### [Task objective]
Lines containing the word "abstract" are the ones to copy from the records below.

### [Data rows]
"""

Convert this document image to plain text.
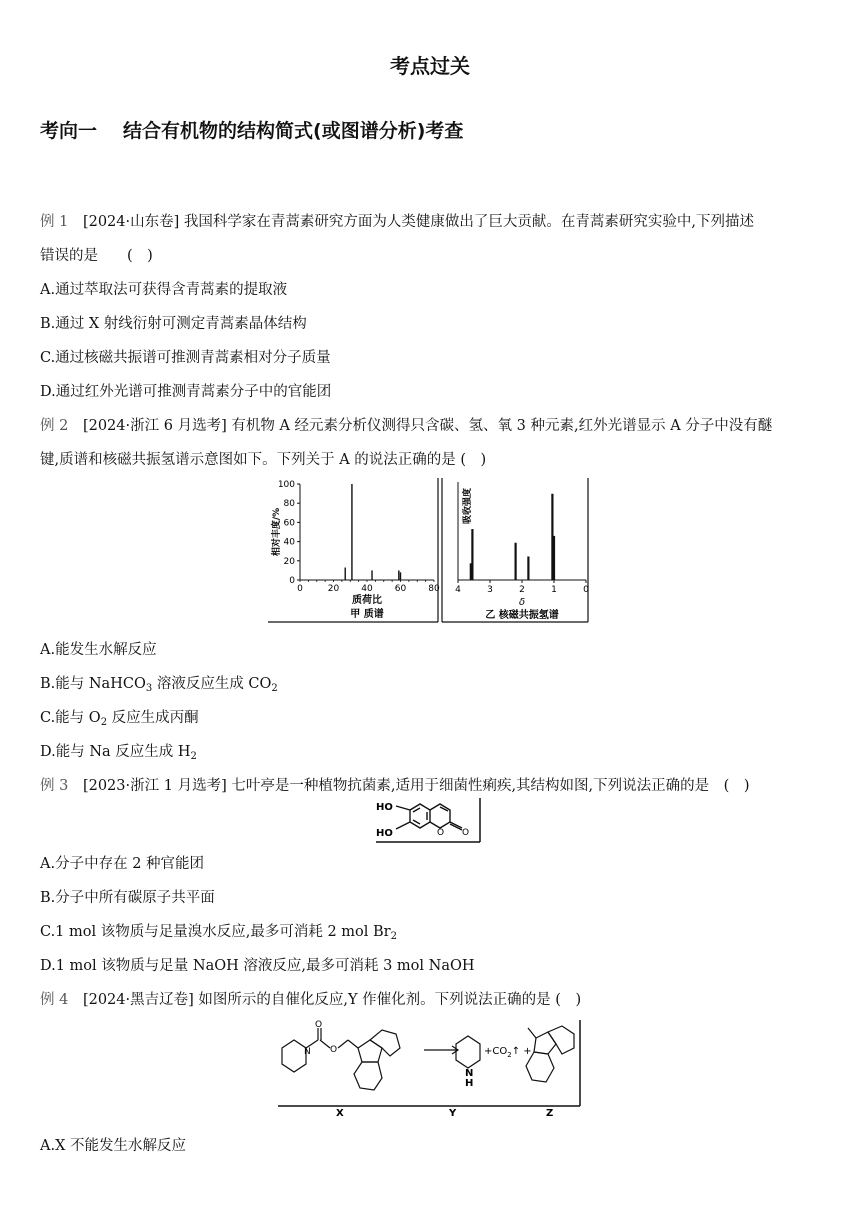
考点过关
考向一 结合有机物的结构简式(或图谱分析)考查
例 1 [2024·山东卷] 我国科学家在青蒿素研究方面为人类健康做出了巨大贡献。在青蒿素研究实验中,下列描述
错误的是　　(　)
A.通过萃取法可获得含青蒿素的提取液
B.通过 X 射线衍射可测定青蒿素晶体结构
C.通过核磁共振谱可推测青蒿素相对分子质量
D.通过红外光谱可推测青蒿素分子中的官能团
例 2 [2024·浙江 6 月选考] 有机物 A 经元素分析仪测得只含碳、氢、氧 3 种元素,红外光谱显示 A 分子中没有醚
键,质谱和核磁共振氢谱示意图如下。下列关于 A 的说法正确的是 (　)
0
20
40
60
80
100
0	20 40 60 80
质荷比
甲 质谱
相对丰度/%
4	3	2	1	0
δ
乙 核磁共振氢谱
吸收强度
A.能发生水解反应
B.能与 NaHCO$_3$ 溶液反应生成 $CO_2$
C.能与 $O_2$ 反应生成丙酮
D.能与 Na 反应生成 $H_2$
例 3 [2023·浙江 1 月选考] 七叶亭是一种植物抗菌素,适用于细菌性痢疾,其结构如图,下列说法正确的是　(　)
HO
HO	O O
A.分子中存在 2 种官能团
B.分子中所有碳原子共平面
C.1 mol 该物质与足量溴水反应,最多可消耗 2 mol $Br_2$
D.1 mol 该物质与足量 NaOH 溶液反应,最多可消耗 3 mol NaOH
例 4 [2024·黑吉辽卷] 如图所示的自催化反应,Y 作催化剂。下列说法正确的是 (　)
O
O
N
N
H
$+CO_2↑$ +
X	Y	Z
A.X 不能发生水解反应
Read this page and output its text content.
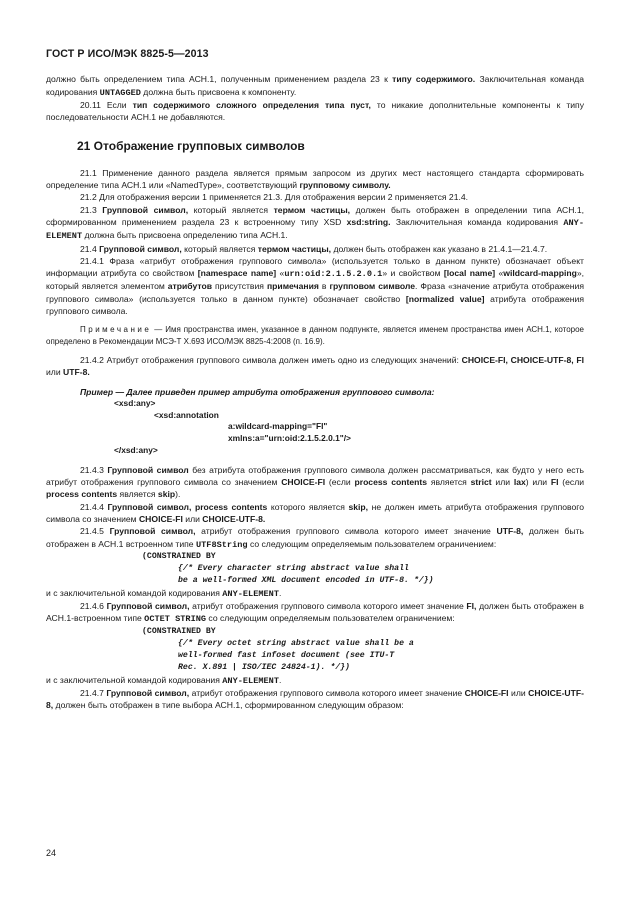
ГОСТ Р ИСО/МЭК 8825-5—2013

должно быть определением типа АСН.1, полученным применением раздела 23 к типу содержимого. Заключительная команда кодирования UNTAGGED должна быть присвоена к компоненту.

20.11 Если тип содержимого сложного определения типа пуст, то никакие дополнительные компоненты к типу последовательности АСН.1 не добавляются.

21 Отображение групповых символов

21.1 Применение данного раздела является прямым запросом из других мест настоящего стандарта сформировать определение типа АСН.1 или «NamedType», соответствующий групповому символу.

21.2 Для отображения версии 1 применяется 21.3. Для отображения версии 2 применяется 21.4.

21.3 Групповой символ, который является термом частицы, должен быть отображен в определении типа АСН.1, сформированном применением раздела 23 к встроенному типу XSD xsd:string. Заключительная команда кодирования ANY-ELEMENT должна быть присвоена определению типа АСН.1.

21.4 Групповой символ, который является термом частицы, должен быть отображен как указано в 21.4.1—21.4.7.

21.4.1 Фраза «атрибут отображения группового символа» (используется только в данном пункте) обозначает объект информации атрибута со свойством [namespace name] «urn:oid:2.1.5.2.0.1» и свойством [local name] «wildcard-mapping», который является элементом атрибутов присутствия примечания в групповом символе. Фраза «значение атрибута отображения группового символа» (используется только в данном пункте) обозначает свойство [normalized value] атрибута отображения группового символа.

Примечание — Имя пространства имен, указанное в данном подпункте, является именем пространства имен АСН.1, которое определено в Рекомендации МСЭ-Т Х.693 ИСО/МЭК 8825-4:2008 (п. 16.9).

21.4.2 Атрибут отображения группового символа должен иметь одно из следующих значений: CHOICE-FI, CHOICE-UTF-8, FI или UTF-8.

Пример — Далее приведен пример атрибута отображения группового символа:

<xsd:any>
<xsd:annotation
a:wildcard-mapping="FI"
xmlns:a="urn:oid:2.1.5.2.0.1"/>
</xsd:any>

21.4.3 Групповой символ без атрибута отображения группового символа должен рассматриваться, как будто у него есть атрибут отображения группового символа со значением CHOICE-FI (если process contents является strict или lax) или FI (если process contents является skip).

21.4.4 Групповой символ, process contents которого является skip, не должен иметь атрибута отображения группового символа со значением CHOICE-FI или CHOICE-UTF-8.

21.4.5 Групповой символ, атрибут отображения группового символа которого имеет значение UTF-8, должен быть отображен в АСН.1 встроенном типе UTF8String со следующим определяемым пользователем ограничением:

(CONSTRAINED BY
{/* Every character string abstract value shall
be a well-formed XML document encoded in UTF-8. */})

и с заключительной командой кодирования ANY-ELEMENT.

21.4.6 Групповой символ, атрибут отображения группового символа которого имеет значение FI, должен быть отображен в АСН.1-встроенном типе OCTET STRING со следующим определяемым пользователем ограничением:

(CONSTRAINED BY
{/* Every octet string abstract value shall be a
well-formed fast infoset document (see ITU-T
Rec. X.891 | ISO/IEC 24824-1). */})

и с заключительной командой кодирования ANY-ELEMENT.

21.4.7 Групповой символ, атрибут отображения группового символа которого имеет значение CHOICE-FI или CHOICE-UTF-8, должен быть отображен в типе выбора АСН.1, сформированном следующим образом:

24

"""

### [Final result]
{/* Every character string abstract value shall
{/* Every octet string abstract value shall be a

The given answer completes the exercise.